— Start EXTRACTED DATA —

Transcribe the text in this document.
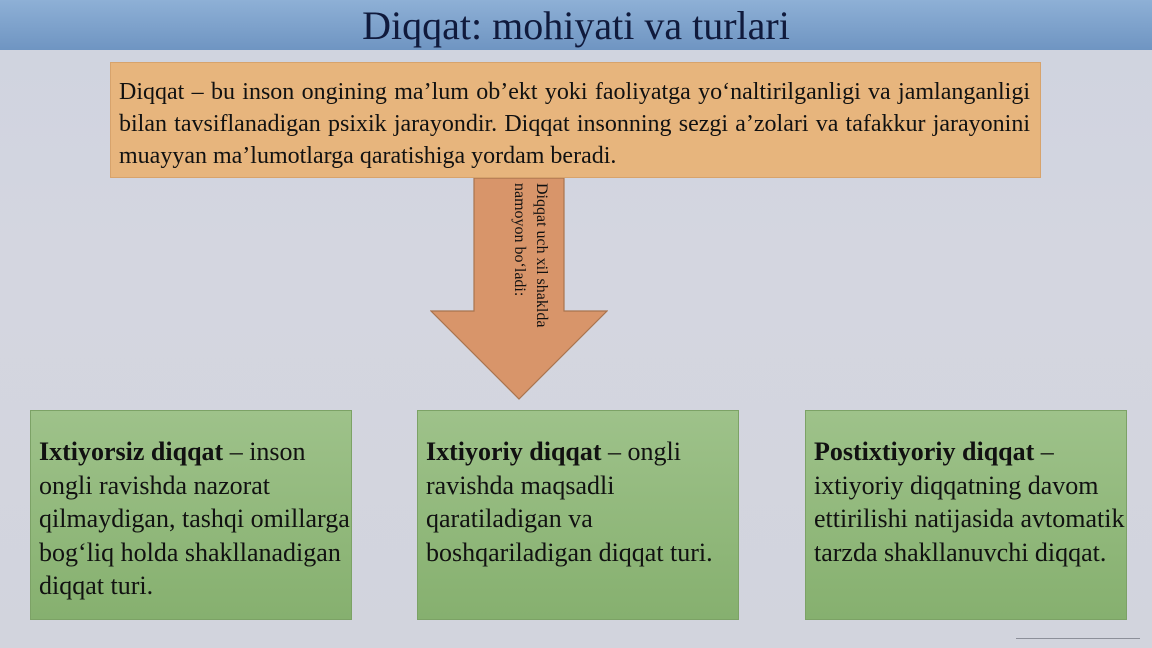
Diqqat: mohiyati va turlari
Diqqat – bu inson ongining ma’lum ob’ekt yoki faoliyatga yo‘naltirilganligi va jamlanganligi bilan tavsiflanadigan psixik jarayondir. Diqqat insonning sezgi a’zolari va tafakkur jarayonini muayyan ma’lumotlarga qaratishiga yordam beradi.
Diqqat uch xil shaklda namoyon bo‘ladi:
Ixtiyorsiz diqqat – inson ongli ravishda nazorat qilmaydigan, tashqi omillarga bog‘liq holda shakllanadigan diqqat turi.
Ixtiyoriy diqqat – ongli ravishda maqsadli qaratiladigan va boshqariladigan diqqat turi.
Postixtiyoriy diqqat – ixtiyoriy diqqatning davom ettirilishi natijasida avtomatik tarzda shakllanuvchi diqqat.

— End EXTRACTED DATA —

**PROBLEM REQUIREMENTS:** Nothing in the entries should change as you copy them, except that the pictures are left out.

**TASK ANSWER:**
Transcribe the text in this document.
Diqqat: mohiyati va turlari
Diqqat – bu inson ongining ma’lum ob’ekt yoki faoliyatga yo‘naltirilganligi va jamlanganligi bilan tavsiflanadigan psixik jarayondir. Diqqat insonning sezgi a’zolari va tafakkur jarayonini muayyan ma’lumotlarga qaratishiga yordam beradi.
Diqqat uch xil shaklda namoyon bo‘ladi:
Ixtiyorsiz diqqat – inson ongli ravishda nazorat qilmaydigan, tashqi omillarga bog‘liq holda shakllanadigan diqqat turi.
Ixtiyoriy diqqat – ongli ravishda maqsadli qaratiladigan va boshqariladigan diqqat turi.
Postixtiyoriy diqqat – ixtiyoriy diqqatning davom ettirilishi natijasida avtomatik tarzda shakllanuvchi diqqat.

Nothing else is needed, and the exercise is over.